| WHAT IS REQUIRED |
Copy each line that has the string "наук" somewhere in it.

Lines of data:
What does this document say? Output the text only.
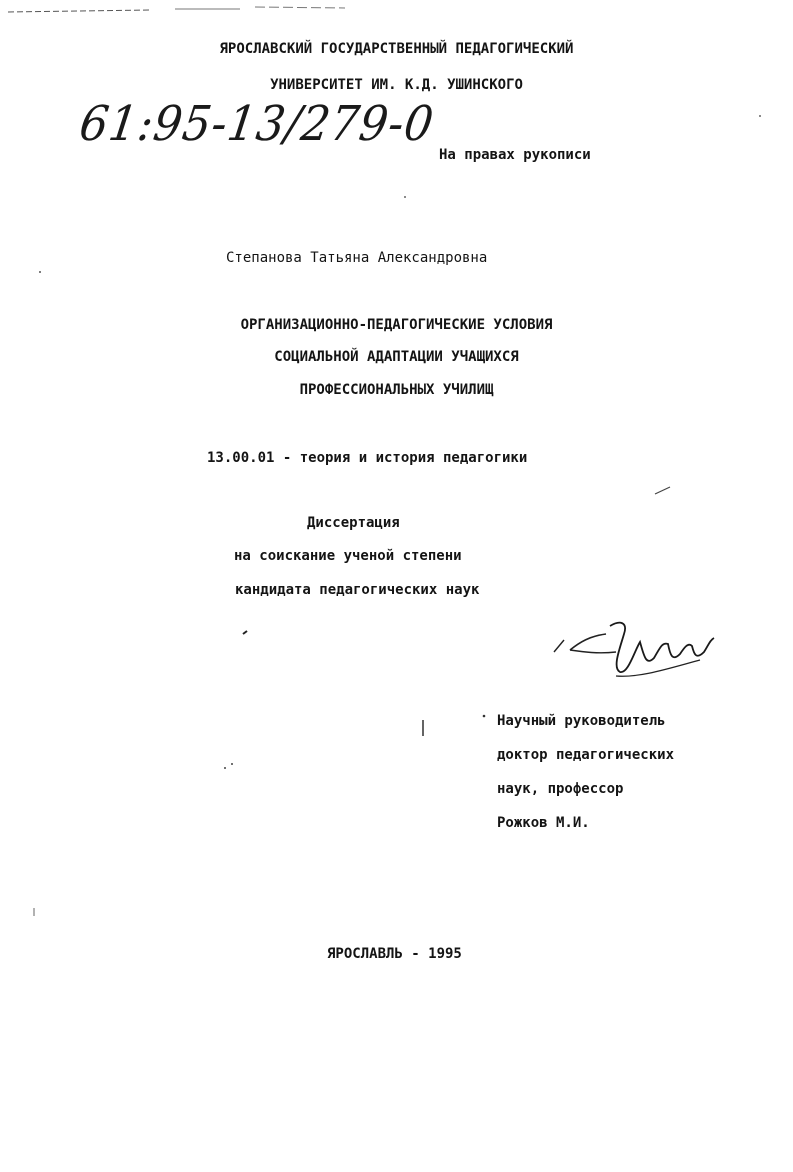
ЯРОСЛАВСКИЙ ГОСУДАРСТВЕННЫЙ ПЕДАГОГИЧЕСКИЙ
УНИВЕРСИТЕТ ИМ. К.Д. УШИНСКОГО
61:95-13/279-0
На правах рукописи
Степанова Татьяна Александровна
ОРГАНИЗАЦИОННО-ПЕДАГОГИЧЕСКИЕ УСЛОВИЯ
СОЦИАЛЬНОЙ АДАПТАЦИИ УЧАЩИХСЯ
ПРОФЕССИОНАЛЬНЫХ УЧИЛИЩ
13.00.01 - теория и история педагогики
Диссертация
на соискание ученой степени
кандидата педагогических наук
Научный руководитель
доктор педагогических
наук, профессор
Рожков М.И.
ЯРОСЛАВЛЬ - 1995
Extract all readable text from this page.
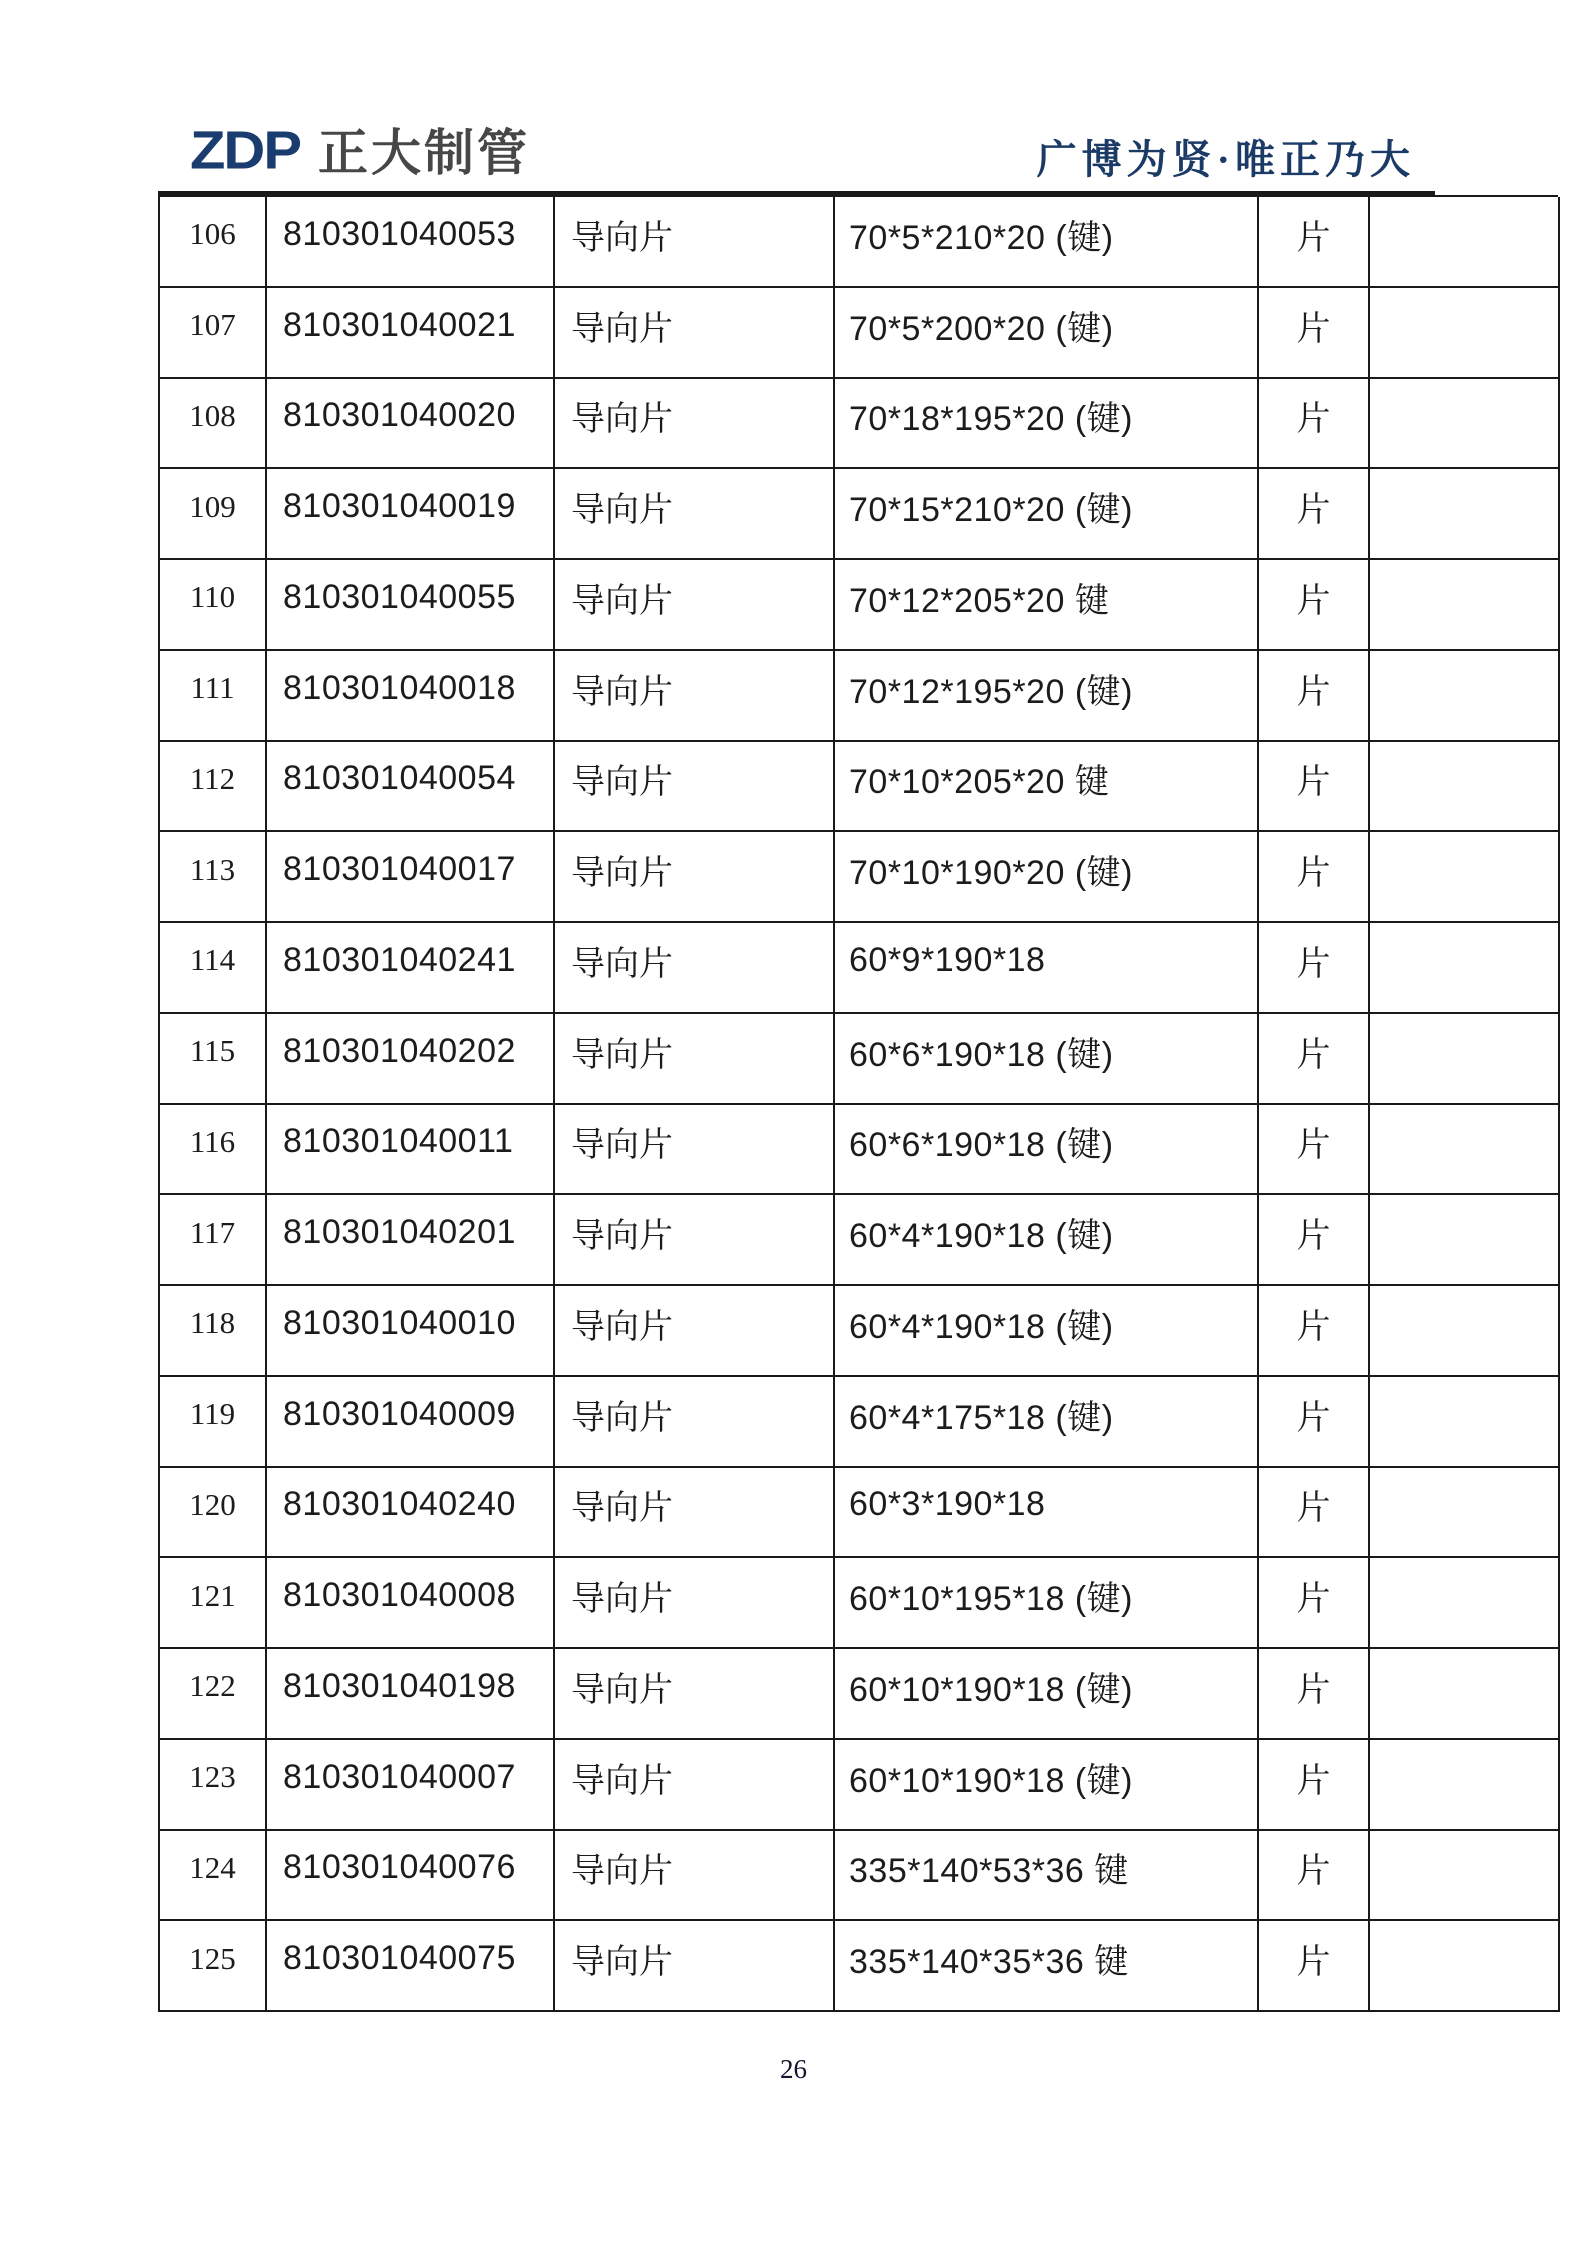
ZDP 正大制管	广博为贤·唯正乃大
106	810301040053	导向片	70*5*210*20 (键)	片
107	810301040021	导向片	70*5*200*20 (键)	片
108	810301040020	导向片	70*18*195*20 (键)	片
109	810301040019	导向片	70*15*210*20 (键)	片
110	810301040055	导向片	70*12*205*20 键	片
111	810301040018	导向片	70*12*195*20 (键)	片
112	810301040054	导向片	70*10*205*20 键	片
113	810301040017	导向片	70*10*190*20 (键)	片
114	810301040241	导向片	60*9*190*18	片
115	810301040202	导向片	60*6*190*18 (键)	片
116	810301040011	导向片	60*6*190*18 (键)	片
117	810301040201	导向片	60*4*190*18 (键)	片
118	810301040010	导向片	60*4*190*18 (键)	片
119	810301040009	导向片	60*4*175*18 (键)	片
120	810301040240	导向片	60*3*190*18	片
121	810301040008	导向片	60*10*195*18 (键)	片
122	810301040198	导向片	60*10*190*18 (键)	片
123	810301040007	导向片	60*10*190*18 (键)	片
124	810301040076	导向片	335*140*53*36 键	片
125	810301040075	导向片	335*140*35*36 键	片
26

| SOLUTION TO THE EXERCISE |
кандидата педагогических наук
наук, профессор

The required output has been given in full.